--- THE EXERCISE ---
Which lines below hold the word "color"? Report each one.

--- start LISTING ---

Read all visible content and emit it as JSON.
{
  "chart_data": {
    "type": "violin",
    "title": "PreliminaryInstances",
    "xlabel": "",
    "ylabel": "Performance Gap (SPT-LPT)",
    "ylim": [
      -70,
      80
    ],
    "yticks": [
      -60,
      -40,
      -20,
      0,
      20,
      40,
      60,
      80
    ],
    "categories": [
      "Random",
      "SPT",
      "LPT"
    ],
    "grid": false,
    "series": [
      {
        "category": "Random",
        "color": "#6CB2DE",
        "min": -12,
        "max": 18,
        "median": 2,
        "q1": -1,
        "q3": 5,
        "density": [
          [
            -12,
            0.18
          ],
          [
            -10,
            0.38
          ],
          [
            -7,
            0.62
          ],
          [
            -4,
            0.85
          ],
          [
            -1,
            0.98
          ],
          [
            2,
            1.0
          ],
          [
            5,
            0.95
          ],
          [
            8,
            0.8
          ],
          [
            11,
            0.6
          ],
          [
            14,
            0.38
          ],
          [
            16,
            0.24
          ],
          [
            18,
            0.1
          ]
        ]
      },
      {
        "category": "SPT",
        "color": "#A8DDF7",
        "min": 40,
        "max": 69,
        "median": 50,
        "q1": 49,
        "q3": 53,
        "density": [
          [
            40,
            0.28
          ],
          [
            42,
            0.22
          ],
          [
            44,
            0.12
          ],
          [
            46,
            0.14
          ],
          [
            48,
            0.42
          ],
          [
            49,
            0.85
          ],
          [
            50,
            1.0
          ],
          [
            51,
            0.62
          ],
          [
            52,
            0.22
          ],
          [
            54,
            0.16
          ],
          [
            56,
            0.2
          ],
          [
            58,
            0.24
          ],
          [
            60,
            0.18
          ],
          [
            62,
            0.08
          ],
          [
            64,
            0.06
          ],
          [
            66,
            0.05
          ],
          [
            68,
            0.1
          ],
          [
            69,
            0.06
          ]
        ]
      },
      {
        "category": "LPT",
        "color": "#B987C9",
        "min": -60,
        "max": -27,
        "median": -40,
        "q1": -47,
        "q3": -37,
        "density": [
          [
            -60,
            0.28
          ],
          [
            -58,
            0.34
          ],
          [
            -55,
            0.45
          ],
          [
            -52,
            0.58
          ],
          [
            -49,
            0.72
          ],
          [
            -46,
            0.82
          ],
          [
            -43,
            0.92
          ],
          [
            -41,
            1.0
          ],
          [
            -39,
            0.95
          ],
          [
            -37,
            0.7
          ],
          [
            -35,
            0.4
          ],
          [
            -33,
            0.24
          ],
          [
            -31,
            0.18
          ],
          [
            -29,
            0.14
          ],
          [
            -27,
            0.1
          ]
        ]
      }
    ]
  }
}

--- end LISTING ---

--- RESULT OF THIS TASK ---
        "color": "#6CB2DE",
        "color": "#A8DDF7",
        "color": "#B987C9",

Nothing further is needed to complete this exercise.